Items from a dataset >>

━━━━━━━━━━━━━━━━━━━━

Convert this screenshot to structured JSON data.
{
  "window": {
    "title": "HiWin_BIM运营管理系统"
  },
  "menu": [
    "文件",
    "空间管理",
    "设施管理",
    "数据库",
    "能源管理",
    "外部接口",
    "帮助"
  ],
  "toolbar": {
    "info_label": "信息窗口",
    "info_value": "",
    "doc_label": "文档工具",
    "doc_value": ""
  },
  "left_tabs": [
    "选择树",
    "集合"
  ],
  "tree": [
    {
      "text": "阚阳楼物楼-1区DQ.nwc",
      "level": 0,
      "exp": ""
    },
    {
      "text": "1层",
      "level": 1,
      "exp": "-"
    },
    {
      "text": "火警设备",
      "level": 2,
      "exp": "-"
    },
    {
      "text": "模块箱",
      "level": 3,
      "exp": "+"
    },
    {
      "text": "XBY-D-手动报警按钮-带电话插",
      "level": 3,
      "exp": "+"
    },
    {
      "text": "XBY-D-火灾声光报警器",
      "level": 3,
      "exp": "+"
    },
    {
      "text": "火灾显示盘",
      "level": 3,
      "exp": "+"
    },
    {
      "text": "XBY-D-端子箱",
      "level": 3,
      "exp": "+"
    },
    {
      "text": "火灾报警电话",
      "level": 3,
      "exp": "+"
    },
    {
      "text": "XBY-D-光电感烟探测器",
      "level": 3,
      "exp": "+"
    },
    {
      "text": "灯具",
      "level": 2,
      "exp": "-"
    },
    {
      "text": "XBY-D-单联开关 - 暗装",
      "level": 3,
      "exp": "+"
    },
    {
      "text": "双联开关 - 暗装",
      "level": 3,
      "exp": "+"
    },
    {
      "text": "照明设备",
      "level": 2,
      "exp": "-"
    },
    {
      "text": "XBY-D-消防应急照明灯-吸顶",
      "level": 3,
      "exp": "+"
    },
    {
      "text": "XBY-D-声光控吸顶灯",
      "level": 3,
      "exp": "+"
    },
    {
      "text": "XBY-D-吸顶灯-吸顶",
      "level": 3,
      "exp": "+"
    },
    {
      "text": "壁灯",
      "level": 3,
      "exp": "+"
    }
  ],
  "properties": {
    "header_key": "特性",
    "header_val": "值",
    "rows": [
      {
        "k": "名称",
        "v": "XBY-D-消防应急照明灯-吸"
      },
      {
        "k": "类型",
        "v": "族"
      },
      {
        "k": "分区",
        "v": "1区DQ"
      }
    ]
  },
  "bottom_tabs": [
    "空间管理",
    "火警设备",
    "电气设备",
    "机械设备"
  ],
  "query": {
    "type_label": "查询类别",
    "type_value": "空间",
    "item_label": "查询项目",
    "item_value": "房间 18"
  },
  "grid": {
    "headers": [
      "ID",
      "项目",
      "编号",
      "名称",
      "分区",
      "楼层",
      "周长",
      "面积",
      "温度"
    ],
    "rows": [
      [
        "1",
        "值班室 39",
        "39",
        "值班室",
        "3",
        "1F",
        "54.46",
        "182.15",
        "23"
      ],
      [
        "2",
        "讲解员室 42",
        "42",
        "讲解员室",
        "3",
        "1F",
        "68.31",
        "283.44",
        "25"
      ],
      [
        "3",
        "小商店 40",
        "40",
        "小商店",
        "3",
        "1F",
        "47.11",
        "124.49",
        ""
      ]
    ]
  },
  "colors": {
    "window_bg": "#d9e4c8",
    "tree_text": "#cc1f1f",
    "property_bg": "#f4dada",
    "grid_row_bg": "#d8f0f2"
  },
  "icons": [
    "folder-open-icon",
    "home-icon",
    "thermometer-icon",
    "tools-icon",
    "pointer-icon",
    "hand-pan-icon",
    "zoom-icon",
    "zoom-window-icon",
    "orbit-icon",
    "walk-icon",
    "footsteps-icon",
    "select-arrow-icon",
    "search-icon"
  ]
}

━━━━━━━━━━━━━━━━━━━━

Look through the material and copy each line that has "消防应急照明灯".

      "text": "XBY-D-消防应急照明灯-吸顶",
        "v": "XBY-D-消防应急照明灯-吸"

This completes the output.